··· RECORDS PROVIDED ···
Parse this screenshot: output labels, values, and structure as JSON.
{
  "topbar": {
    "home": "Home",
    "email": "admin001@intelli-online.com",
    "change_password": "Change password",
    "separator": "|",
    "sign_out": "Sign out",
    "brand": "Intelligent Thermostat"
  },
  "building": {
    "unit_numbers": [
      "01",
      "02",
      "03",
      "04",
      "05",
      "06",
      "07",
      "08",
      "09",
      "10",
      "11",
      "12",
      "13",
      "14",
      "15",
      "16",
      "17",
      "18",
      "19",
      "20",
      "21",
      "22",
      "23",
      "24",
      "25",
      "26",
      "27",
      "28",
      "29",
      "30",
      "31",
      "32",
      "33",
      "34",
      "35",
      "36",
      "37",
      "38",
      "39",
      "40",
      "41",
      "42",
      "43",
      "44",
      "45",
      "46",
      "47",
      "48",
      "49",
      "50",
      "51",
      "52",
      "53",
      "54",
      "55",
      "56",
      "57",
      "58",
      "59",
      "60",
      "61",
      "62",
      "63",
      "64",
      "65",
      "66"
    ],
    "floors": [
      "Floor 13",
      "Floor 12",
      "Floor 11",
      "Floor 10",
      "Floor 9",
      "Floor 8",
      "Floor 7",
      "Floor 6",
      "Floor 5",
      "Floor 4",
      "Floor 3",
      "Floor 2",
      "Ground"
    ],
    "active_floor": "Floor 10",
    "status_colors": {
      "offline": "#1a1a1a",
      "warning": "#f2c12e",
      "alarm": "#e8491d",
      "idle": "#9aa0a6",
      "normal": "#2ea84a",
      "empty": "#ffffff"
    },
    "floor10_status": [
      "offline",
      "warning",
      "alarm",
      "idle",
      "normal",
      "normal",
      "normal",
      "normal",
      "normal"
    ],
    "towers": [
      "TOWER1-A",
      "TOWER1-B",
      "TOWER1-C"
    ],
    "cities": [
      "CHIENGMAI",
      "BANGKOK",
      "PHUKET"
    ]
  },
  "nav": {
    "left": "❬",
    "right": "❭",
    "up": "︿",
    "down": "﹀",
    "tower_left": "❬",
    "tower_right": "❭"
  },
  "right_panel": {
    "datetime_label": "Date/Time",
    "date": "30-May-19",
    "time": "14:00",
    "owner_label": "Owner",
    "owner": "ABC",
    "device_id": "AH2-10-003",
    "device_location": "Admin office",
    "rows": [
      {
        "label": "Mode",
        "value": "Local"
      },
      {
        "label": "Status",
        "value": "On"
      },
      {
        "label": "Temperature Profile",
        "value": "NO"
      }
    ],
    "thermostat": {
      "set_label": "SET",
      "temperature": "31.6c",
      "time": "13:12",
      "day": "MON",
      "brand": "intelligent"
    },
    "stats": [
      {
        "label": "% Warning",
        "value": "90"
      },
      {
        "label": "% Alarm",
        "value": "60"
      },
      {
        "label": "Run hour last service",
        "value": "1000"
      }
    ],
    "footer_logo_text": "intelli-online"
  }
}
···
WHAT YOU ARE ASKED TO DO -> Nothing in the listing may be changed; retype it all exactly.

ANSWER FOR THE TASK ->
Parse this screenshot: output labels, values, and structure as JSON.
{
  "topbar": {
    "home": "Home",
    "email": "admin001@intelli-online.com",
    "change_password": "Change password",
    "separator": "|",
    "sign_out": "Sign out",
    "brand": "Intelligent Thermostat"
  },
  "building": {
    "unit_numbers": [
      "01",
      "02",
      "03",
      "04",
      "05",
      "06",
      "07",
      "08",
      "09",
      "10",
      "11",
      "12",
      "13",
      "14",
      "15",
      "16",
      "17",
      "18",
      "19",
      "20",
      "21",
      "22",
      "23",
      "24",
      "25",
      "26",
      "27",
      "28",
      "29",
      "30",
      "31",
      "32",
      "33",
      "34",
      "35",
      "36",
      "37",
      "38",
      "39",
      "40",
      "41",
      "42",
      "43",
      "44",
      "45",
      "46",
      "47",
      "48",
      "49",
      "50",
      "51",
      "52",
      "53",
      "54",
      "55",
      "56",
      "57",
      "58",
      "59",
      "60",
      "61",
      "62",
      "63",
      "64",
      "65",
      "66"
    ],
    "floors": [
      "Floor 13",
      "Floor 12",
      "Floor 11",
      "Floor 10",
      "Floor 9",
      "Floor 8",
      "Floor 7",
      "Floor 6",
      "Floor 5",
      "Floor 4",
      "Floor 3",
      "Floor 2",
      "Ground"
    ],
    "active_floor": "Floor 10",
    "status_colors": {
      "offline": "#1a1a1a",
      "warning": "#f2c12e",
      "alarm": "#e8491d",
      "idle": "#9aa0a6",
      "normal": "#2ea84a",
      "empty": "#ffffff"
    },
    "floor10_status": [
      "offline",
      "warning",
      "alarm",
      "idle",
      "normal",
      "normal",
      "normal",
      "normal",
      "normal"
    ],
    "towers": [
      "TOWER1-A",
      "TOWER1-B",
      "TOWER1-C"
    ],
    "cities": [
      "CHIENGMAI",
      "BANGKOK",
      "PHUKET"
    ]
  },
  "nav": {
    "left": "❬",
    "right": "❭",
    "up": "︿",
    "down": "﹀",
    "tower_left": "❬",
    "tower_right": "❭"
  },
  "right_panel": {
    "datetime_label": "Date/Time",
    "date": "30-May-19",
    "time": "14:00",
    "owner_label": "Owner",
    "owner": "ABC",
    "device_id": "AH2-10-003",
    "device_location": "Admin office",
    "rows": [
      {
        "label": "Mode",
        "value": "Local"
      },
      {
        "label": "Status",
        "value": "On"
      },
      {
        "label": "Temperature Profile",
        "value": "NO"
      }
    ],
    "thermostat": {
      "set_label": "SET",
      "temperature": "31.6c",
      "time": "13:12",
      "day": "MON",
      "brand": "intelligent"
    },
    "stats": [
      {
        "label": "% Warning",
        "value": "90"
      },
      {
        "label": "% Alarm",
        "value": "60"
      },
      {
        "label": "Run hour last service",
        "value": "1000"
      }
    ],
    "footer_logo_text": "intelli-online"
  }
}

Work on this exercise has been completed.